TASK REQUIREMENTS. Copy every row below word for word, but leave the pictures out of your answer.

BEGIN RAW RECORDS

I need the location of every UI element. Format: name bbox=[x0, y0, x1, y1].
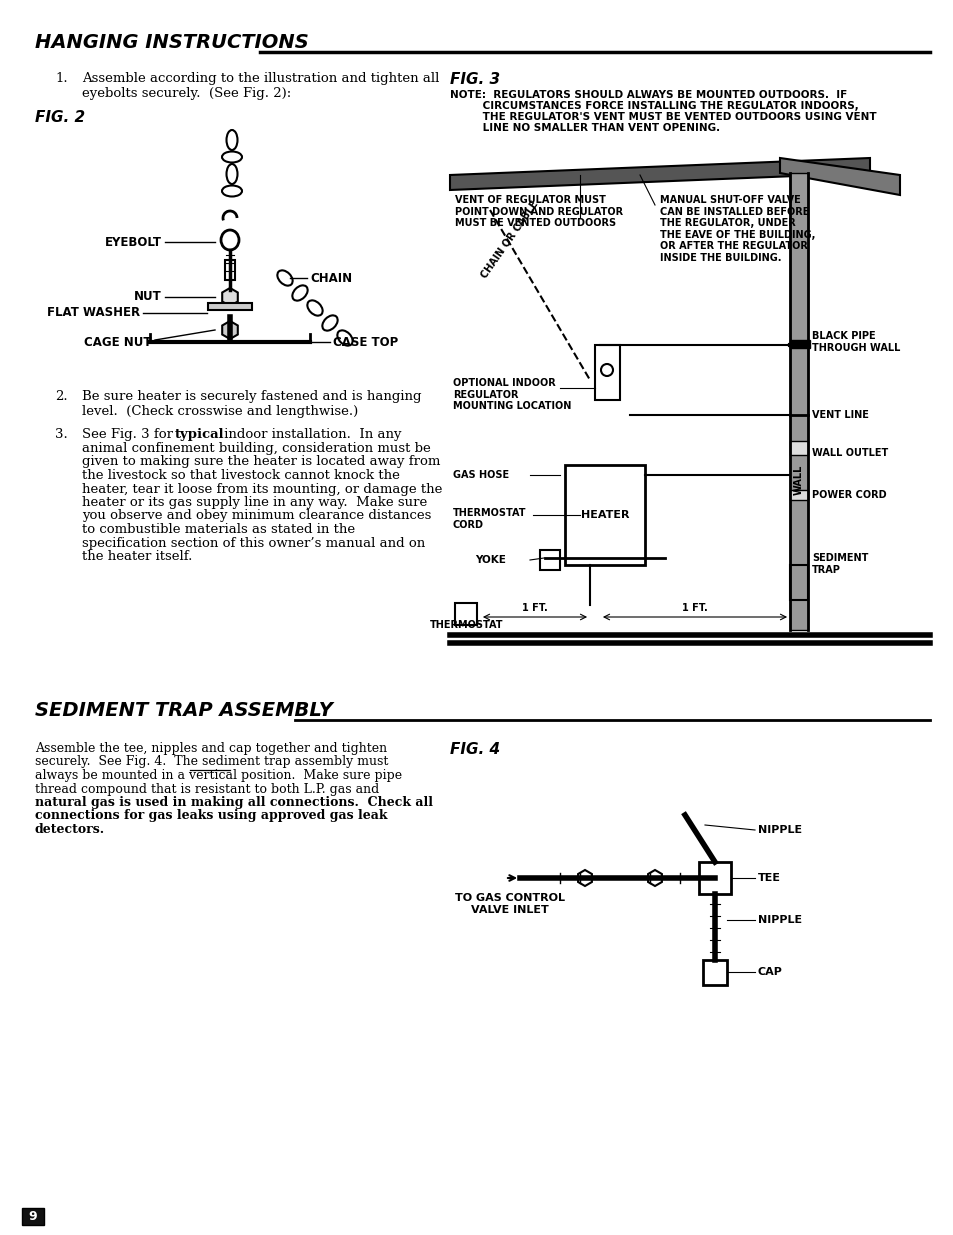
Polygon shape bbox=[450, 158, 869, 190]
Polygon shape bbox=[578, 869, 591, 885]
FancyBboxPatch shape bbox=[699, 862, 730, 894]
Text: THERMOSTAT
CORD: THERMOSTAT CORD bbox=[453, 508, 526, 530]
Text: CAGE NUT: CAGE NUT bbox=[85, 336, 152, 348]
FancyBboxPatch shape bbox=[22, 1208, 44, 1225]
Text: detectors.: detectors. bbox=[35, 823, 105, 836]
Text: NIPPLE: NIPPLE bbox=[758, 915, 801, 925]
Text: heater, tear it loose from its mounting, or damage the: heater, tear it loose from its mounting,… bbox=[82, 483, 442, 495]
FancyBboxPatch shape bbox=[208, 303, 252, 310]
FancyBboxPatch shape bbox=[789, 441, 807, 454]
Text: to combustible materials as stated in the: to combustible materials as stated in th… bbox=[82, 522, 355, 536]
Text: Be sure heater is securely fastened and is hanging
level.  (Check crosswise and : Be sure heater is securely fastened and … bbox=[82, 390, 421, 417]
Text: 1 FT.: 1 FT. bbox=[521, 603, 547, 613]
Text: THE REGULATOR'S VENT MUST BE VENTED OUTDOORS USING VENT: THE REGULATOR'S VENT MUST BE VENTED OUTD… bbox=[450, 112, 876, 122]
Text: SEDIMENT
TRAP: SEDIMENT TRAP bbox=[811, 553, 867, 574]
Text: the heater itself.: the heater itself. bbox=[82, 550, 193, 563]
Text: natural gas is used in making all connections.  Check all: natural gas is used in making all connec… bbox=[35, 797, 433, 809]
Polygon shape bbox=[222, 321, 237, 338]
Text: 9: 9 bbox=[29, 1210, 37, 1224]
Text: WALL: WALL bbox=[793, 464, 803, 495]
Text: VENT LINE: VENT LINE bbox=[811, 410, 868, 420]
Text: Assemble according to the illustration and tighten all
eyebolts securely.  (See : Assemble according to the illustration a… bbox=[82, 72, 439, 100]
Text: CASE TOP: CASE TOP bbox=[333, 336, 397, 348]
Text: HANGING INSTRUCTIONS: HANGING INSTRUCTIONS bbox=[35, 33, 309, 52]
Polygon shape bbox=[780, 158, 899, 195]
Text: POWER CORD: POWER CORD bbox=[811, 490, 885, 500]
Text: FIG. 2: FIG. 2 bbox=[35, 110, 85, 125]
Text: THERMOSTAT: THERMOSTAT bbox=[430, 620, 503, 630]
FancyBboxPatch shape bbox=[225, 261, 234, 280]
Text: 1 FT.: 1 FT. bbox=[681, 603, 707, 613]
Text: thread compound that is resistant to both L.P. gas and: thread compound that is resistant to bot… bbox=[35, 783, 379, 795]
Text: EYEBOLT: EYEBOLT bbox=[105, 236, 162, 248]
Text: connections for gas leaks using approved gas leak: connections for gas leaks using approved… bbox=[35, 809, 387, 823]
Text: TO GAS CONTROL
VALVE INLET: TO GAS CONTROL VALVE INLET bbox=[455, 893, 564, 915]
Polygon shape bbox=[647, 869, 661, 885]
Text: CAP: CAP bbox=[758, 967, 782, 977]
Text: WALL OUTLET: WALL OUTLET bbox=[811, 448, 887, 458]
Text: See Fig. 3 for: See Fig. 3 for bbox=[82, 429, 177, 441]
Text: FIG. 4: FIG. 4 bbox=[450, 742, 499, 757]
Text: the livestock so that livestock cannot knock the: the livestock so that livestock cannot k… bbox=[82, 469, 399, 482]
Text: always be mounted in a vertical position.  Make sure pipe: always be mounted in a vertical position… bbox=[35, 769, 402, 782]
Text: BLACK PIPE
THROUGH WALL: BLACK PIPE THROUGH WALL bbox=[811, 331, 900, 353]
Text: NUT: NUT bbox=[134, 290, 162, 304]
Text: MANUAL SHUT-OFF VALVE
CAN BE INSTALLED BEFORE
THE REGULATOR, UNDER
THE EAVE OF T: MANUAL SHUT-OFF VALVE CAN BE INSTALLED B… bbox=[659, 195, 815, 263]
Text: specification section of this owner’s manual and on: specification section of this owner’s ma… bbox=[82, 536, 425, 550]
Text: given to making sure the heater is located away from: given to making sure the heater is locat… bbox=[82, 456, 440, 468]
Text: you observe and obey minimum clearance distances: you observe and obey minimum clearance d… bbox=[82, 510, 431, 522]
Text: heater or its gas supply line in any way.  Make sure: heater or its gas supply line in any way… bbox=[82, 496, 427, 509]
Text: FIG. 3: FIG. 3 bbox=[450, 72, 499, 86]
Text: typical: typical bbox=[174, 429, 224, 441]
Text: 2.: 2. bbox=[55, 390, 68, 403]
FancyBboxPatch shape bbox=[539, 550, 559, 571]
Text: CIRCUMSTANCES FORCE INSTALLING THE REGULATOR INDOORS,: CIRCUMSTANCES FORCE INSTALLING THE REGUL… bbox=[450, 101, 858, 111]
Text: NIPPLE: NIPPLE bbox=[758, 825, 801, 835]
Text: VENT OF REGULATOR MUST
POINT DOWN AND REGULATOR
MUST BE VENTED OUTDOORS: VENT OF REGULATOR MUST POINT DOWN AND RE… bbox=[455, 195, 622, 228]
FancyBboxPatch shape bbox=[789, 340, 809, 348]
Text: Assemble the tee, nipples and cap together and tighten: Assemble the tee, nipples and cap togeth… bbox=[35, 742, 387, 755]
Text: securely.  See Fig. 4.  The sediment trap assembly must: securely. See Fig. 4. The sediment trap … bbox=[35, 756, 388, 768]
Text: TEE: TEE bbox=[758, 873, 781, 883]
Text: OPTIONAL INDOOR
REGULATOR
MOUNTING LOCATION: OPTIONAL INDOOR REGULATOR MOUNTING LOCAT… bbox=[453, 378, 571, 411]
Text: YOKE: YOKE bbox=[475, 555, 505, 564]
Text: LINE NO SMALLER THAN VENT OPENING.: LINE NO SMALLER THAN VENT OPENING. bbox=[450, 124, 720, 133]
FancyBboxPatch shape bbox=[564, 466, 644, 564]
Text: FLAT WASHER: FLAT WASHER bbox=[47, 306, 140, 320]
Text: CHAIN: CHAIN bbox=[310, 272, 352, 284]
Text: SEDIMENT TRAP ASSEMBLY: SEDIMENT TRAP ASSEMBLY bbox=[35, 701, 333, 720]
Text: 1.: 1. bbox=[55, 72, 68, 85]
FancyBboxPatch shape bbox=[789, 490, 807, 500]
Text: NOTE:  REGULATORS SHOULD ALWAYS BE MOUNTED OUTDOORS.  IF: NOTE: REGULATORS SHOULD ALWAYS BE MOUNTE… bbox=[450, 90, 846, 100]
Text: animal confinement building, consideration must be: animal confinement building, considerati… bbox=[82, 442, 431, 454]
Text: HEATER: HEATER bbox=[580, 510, 629, 520]
Polygon shape bbox=[222, 288, 237, 306]
Text: CHAIN OR CABLE: CHAIN OR CABLE bbox=[479, 199, 540, 280]
FancyBboxPatch shape bbox=[702, 960, 726, 986]
Text: GAS HOSE: GAS HOSE bbox=[453, 471, 509, 480]
Text: 3.: 3. bbox=[55, 429, 68, 441]
FancyBboxPatch shape bbox=[789, 173, 807, 630]
Text: indoor installation.  In any: indoor installation. In any bbox=[220, 429, 401, 441]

END RAW RECORDS

ANSWER TO THE PROBLEM.
I need the location of every UI element. Format: name bbox=[x0, y0, x1, y1].
Polygon shape bbox=[450, 158, 869, 190]
Polygon shape bbox=[578, 869, 591, 885]
FancyBboxPatch shape bbox=[699, 862, 730, 894]
Text: THERMOSTAT
CORD: THERMOSTAT CORD bbox=[453, 508, 526, 530]
Text: CAGE NUT: CAGE NUT bbox=[85, 336, 152, 348]
FancyBboxPatch shape bbox=[22, 1208, 44, 1225]
Text: detectors.: detectors. bbox=[35, 823, 105, 836]
Text: NIPPLE: NIPPLE bbox=[758, 915, 801, 925]
Text: heater, tear it loose from its mounting, or damage the: heater, tear it loose from its mounting,… bbox=[82, 483, 442, 495]
FancyBboxPatch shape bbox=[208, 303, 252, 310]
FancyBboxPatch shape bbox=[789, 441, 807, 454]
Text: to combustible materials as stated in the: to combustible materials as stated in th… bbox=[82, 522, 355, 536]
Text: Be sure heater is securely fastened and is hanging
level.  (Check crosswise and : Be sure heater is securely fastened and … bbox=[82, 390, 421, 417]
Text: 1 FT.: 1 FT. bbox=[521, 603, 547, 613]
Text: THE REGULATOR'S VENT MUST BE VENTED OUTDOORS USING VENT: THE REGULATOR'S VENT MUST BE VENTED OUTD… bbox=[450, 112, 876, 122]
Text: SEDIMENT
TRAP: SEDIMENT TRAP bbox=[811, 553, 867, 574]
Text: the heater itself.: the heater itself. bbox=[82, 550, 193, 563]
Text: natural gas is used in making all connections.  Check all: natural gas is used in making all connec… bbox=[35, 797, 433, 809]
Polygon shape bbox=[222, 321, 237, 338]
Text: 9: 9 bbox=[29, 1210, 37, 1224]
Text: WALL: WALL bbox=[793, 464, 803, 495]
Text: VENT LINE: VENT LINE bbox=[811, 410, 868, 420]
Text: Assemble according to the illustration and tighten all
eyebolts securely.  (See : Assemble according to the illustration a… bbox=[82, 72, 439, 100]
Text: CASE TOP: CASE TOP bbox=[333, 336, 397, 348]
Text: HANGING INSTRUCTIONS: HANGING INSTRUCTIONS bbox=[35, 33, 309, 52]
Polygon shape bbox=[780, 158, 899, 195]
Text: POWER CORD: POWER CORD bbox=[811, 490, 885, 500]
Text: FIG. 2: FIG. 2 bbox=[35, 110, 85, 125]
Text: THERMOSTAT: THERMOSTAT bbox=[430, 620, 503, 630]
FancyBboxPatch shape bbox=[225, 261, 234, 280]
Text: 1 FT.: 1 FT. bbox=[681, 603, 707, 613]
Text: thread compound that is resistant to both L.P. gas and: thread compound that is resistant to bot… bbox=[35, 783, 379, 795]
Text: EYEBOLT: EYEBOLT bbox=[105, 236, 162, 248]
Text: connections for gas leaks using approved gas leak: connections for gas leaks using approved… bbox=[35, 809, 387, 823]
Text: TO GAS CONTROL
VALVE INLET: TO GAS CONTROL VALVE INLET bbox=[455, 893, 564, 915]
Polygon shape bbox=[647, 869, 661, 885]
Text: CAP: CAP bbox=[758, 967, 782, 977]
Text: WALL OUTLET: WALL OUTLET bbox=[811, 448, 887, 458]
Text: See Fig. 3 for: See Fig. 3 for bbox=[82, 429, 177, 441]
Text: FIG. 4: FIG. 4 bbox=[450, 742, 499, 757]
Text: the livestock so that livestock cannot knock the: the livestock so that livestock cannot k… bbox=[82, 469, 399, 482]
Text: always be mounted in a vertical position.  Make sure pipe: always be mounted in a vertical position… bbox=[35, 769, 402, 782]
Text: BLACK PIPE
THROUGH WALL: BLACK PIPE THROUGH WALL bbox=[811, 331, 900, 353]
Text: NUT: NUT bbox=[134, 290, 162, 304]
Text: MANUAL SHUT-OFF VALVE
CAN BE INSTALLED BEFORE
THE REGULATOR, UNDER
THE EAVE OF T: MANUAL SHUT-OFF VALVE CAN BE INSTALLED B… bbox=[659, 195, 815, 263]
Text: specification section of this owner’s manual and on: specification section of this owner’s ma… bbox=[82, 536, 425, 550]
Text: given to making sure the heater is located away from: given to making sure the heater is locat… bbox=[82, 456, 440, 468]
Text: you observe and obey minimum clearance distances: you observe and obey minimum clearance d… bbox=[82, 510, 431, 522]
Text: heater or its gas supply line in any way.  Make sure: heater or its gas supply line in any way… bbox=[82, 496, 427, 509]
Text: FIG. 3: FIG. 3 bbox=[450, 72, 499, 86]
Text: typical: typical bbox=[174, 429, 224, 441]
Text: 2.: 2. bbox=[55, 390, 68, 403]
FancyBboxPatch shape bbox=[539, 550, 559, 571]
Text: CIRCUMSTANCES FORCE INSTALLING THE REGULATOR INDOORS,: CIRCUMSTANCES FORCE INSTALLING THE REGUL… bbox=[450, 101, 858, 111]
Text: NIPPLE: NIPPLE bbox=[758, 825, 801, 835]
Text: VENT OF REGULATOR MUST
POINT DOWN AND REGULATOR
MUST BE VENTED OUTDOORS: VENT OF REGULATOR MUST POINT DOWN AND RE… bbox=[455, 195, 622, 228]
FancyBboxPatch shape bbox=[789, 340, 809, 348]
Text: Assemble the tee, nipples and cap together and tighten: Assemble the tee, nipples and cap togeth… bbox=[35, 742, 387, 755]
Text: securely.  See Fig. 4.  The sediment trap assembly must: securely. See Fig. 4. The sediment trap … bbox=[35, 756, 388, 768]
Text: TEE: TEE bbox=[758, 873, 781, 883]
Text: OPTIONAL INDOOR
REGULATOR
MOUNTING LOCATION: OPTIONAL INDOOR REGULATOR MOUNTING LOCAT… bbox=[453, 378, 571, 411]
Text: YOKE: YOKE bbox=[475, 555, 505, 564]
Text: LINE NO SMALLER THAN VENT OPENING.: LINE NO SMALLER THAN VENT OPENING. bbox=[450, 124, 720, 133]
FancyBboxPatch shape bbox=[564, 466, 644, 564]
Text: FLAT WASHER: FLAT WASHER bbox=[47, 306, 140, 320]
Text: CHAIN: CHAIN bbox=[310, 272, 352, 284]
Text: SEDIMENT TRAP ASSEMBLY: SEDIMENT TRAP ASSEMBLY bbox=[35, 701, 333, 720]
Text: 1.: 1. bbox=[55, 72, 68, 85]
FancyBboxPatch shape bbox=[789, 490, 807, 500]
Text: NOTE:  REGULATORS SHOULD ALWAYS BE MOUNTED OUTDOORS.  IF: NOTE: REGULATORS SHOULD ALWAYS BE MOUNTE… bbox=[450, 90, 846, 100]
Text: animal confinement building, consideration must be: animal confinement building, considerati… bbox=[82, 442, 431, 454]
Text: HEATER: HEATER bbox=[580, 510, 629, 520]
Polygon shape bbox=[222, 288, 237, 306]
Text: CHAIN OR CABLE: CHAIN OR CABLE bbox=[479, 199, 540, 280]
FancyBboxPatch shape bbox=[702, 960, 726, 986]
Text: GAS HOSE: GAS HOSE bbox=[453, 471, 509, 480]
Text: 3.: 3. bbox=[55, 429, 68, 441]
FancyBboxPatch shape bbox=[789, 173, 807, 630]
Text: indoor installation.  In any: indoor installation. In any bbox=[220, 429, 401, 441]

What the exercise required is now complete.